● TO DO
Every entry that follows should be repeated exactly; drop the images.

● ENTRIES
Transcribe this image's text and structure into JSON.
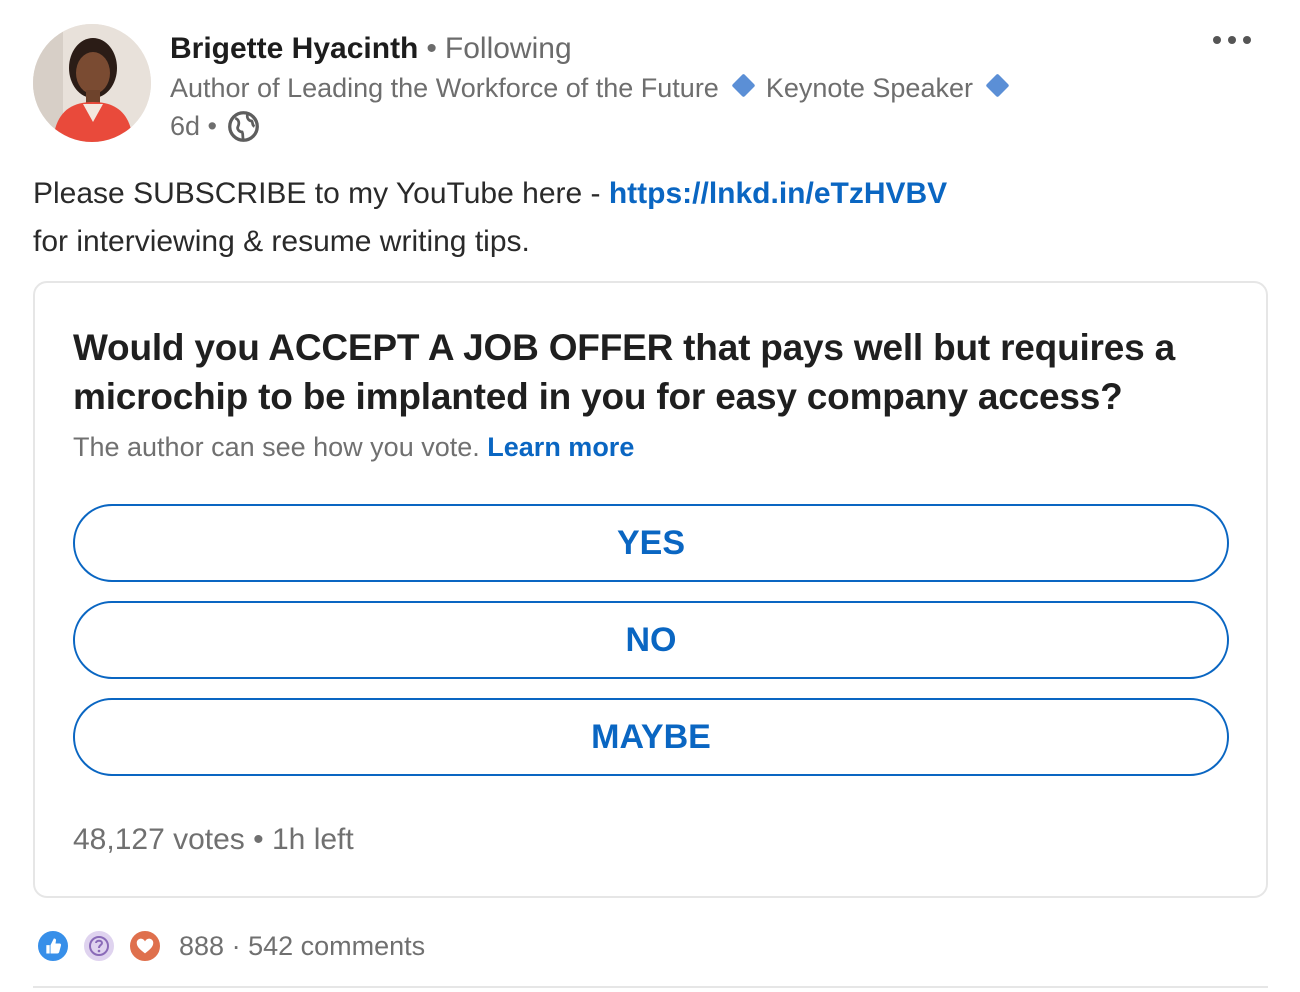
{
  "post": {
    "author_name": "Brigette Hyacinth",
    "separator": "•",
    "follow_status": "Following",
    "headline_part1": "Author of Leading the Workforce of the Future",
    "headline_part2": "Keynote Speaker",
    "time_ago": "6d •",
    "visibility_icon": "globe-icon",
    "more_icon": "ellipsis-icon",
    "text_before_link": "Please SUBSCRIBE to my YouTube here - ",
    "link": "https://lnkd.in/eTzHVBV",
    "text_after_link": "for interviewing & resume writing tips."
  },
  "poll": {
    "question": "Would you ACCEPT A JOB OFFER that pays well but requires a microchip to be implanted in you for easy company access?",
    "visibility_note": "The author can see how you vote.",
    "learn_more": "Learn more",
    "options": [
      "YES",
      "NO",
      "MAYBE"
    ],
    "votes": "48,127 votes",
    "time_left": "1h left"
  },
  "social": {
    "reaction_icons": [
      "like-icon",
      "curious-icon",
      "love-icon"
    ],
    "reactions_count": "888",
    "comments": "542 comments"
  },
  "colors": {
    "accent": "#0a66c2",
    "muted_text": "#707070",
    "border": "#e6e6e6"
  }
}
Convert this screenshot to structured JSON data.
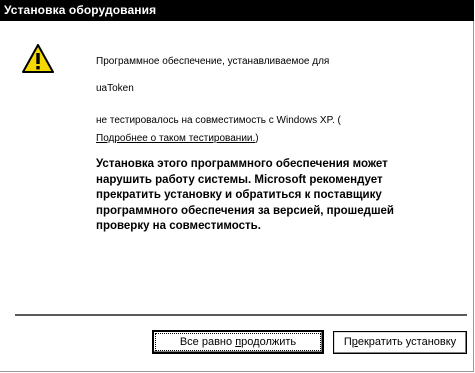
{
  "window": {
    "title": "Установка оборудования"
  },
  "icons": {
    "warning": "warning-triangle-icon"
  },
  "message": {
    "line1": "Программное обеспечение, устанавливаемое для",
    "device": "uaToken",
    "line3": "не тестировалось на совместимость с Windows XP. (",
    "link": "Подробнее о таком тестировании.",
    "link_close": ")",
    "warning_lines": [
      "Установка этого программного обеспечения может",
      "нарушить работу системы. Microsoft рекомендует",
      "прекратить установку и обратиться к поставщику",
      "программного обеспечения за версией, прошедшей",
      "проверку на совместимость."
    ]
  },
  "buttons": {
    "continue_prefix": "Все равно ",
    "continue_accel": "п",
    "continue_rest": "родолжить",
    "stop_prefix": "П",
    "stop_accel": "р",
    "stop_rest": "екратить установку"
  },
  "colors": {
    "titlebar": "#000000",
    "background": "#ffffff",
    "icon": "#f5d800"
  }
}
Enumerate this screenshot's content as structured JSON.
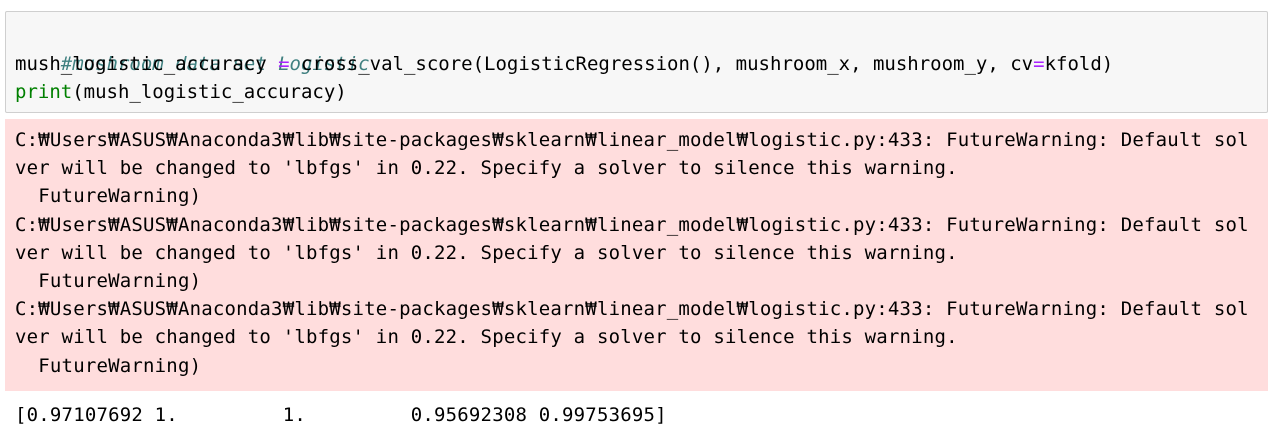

● ANSWER
Transcribe this image's text and structure into JSON.
{
  "post": {
    "author_name": "Brigette Hyacinth",
    "separator": "•",
    "follow_status": "Following",
    "headline_part1": "Author of Leading the Workforce of the Future",
    "headline_part2": "Keynote Speaker",
    "time_ago": "6d •",
    "visibility_icon": "globe-icon",
    "more_icon": "ellipsis-icon",
    "text_before_link": "Please SUBSCRIBE to my YouTube here - ",
    "link": "https://lnkd.in/eTzHVBV",
    "text_after_link": "for interviewing & resume writing tips."
  },
  "poll": {
    "question": "Would you ACCEPT A JOB OFFER that pays well but requires a microchip to be implanted in you for easy company access?",
    "visibility_note": "The author can see how you vote.",
    "learn_more": "Learn more",
    "options": [
      "YES",
      "NO",
      "MAYBE"
    ],
    "votes": "48,127 votes",
    "time_left": "1h left"
  },
  "social": {
    "reaction_icons": [
      "like-icon",
      "curious-icon",
      "love-icon"
    ],
    "reactions_count": "888",
    "comments": "542 comments"
  },
  "colors": {
    "accent": "#0a66c2",
    "muted_text": "#707070",
    "border": "#e6e6e6"
  }
}
Convert this screenshot to structured JSON data.
{
  "window": {
    "title": "Установка оборудования"
  },
  "icons": {
    "warning": "warning-triangle-icon"
  },
  "message": {
    "line1": "Программное обеспечение, устанавливаемое для",
    "device": "uaToken",
    "line3": "не тестировалось на совместимость с Windows XP. (",
    "link": "Подробнее о таком тестировании.",
    "link_close": ")",
    "warning_lines": [
      "Установка этого программного обеспечения может",
      "нарушить работу системы. Microsoft рекомендует",
      "прекратить установку и обратиться к поставщику",
      "программного обеспечения за версией, прошедшей",
      "проверку на совместимость."
    ]
  },
  "buttons": {
    "continue_prefix": "Все равно ",
    "continue_accel": "п",
    "continue_rest": "родолжить",
    "stop_prefix": "П",
    "stop_accel": "р",
    "stop_rest": "екратить установку"
  },
  "colors": {
    "titlebar": "#000000",
    "background": "#ffffff",
    "icon": "#f5d800"
  }
}
Enumerate this screenshot's content as structured JSON.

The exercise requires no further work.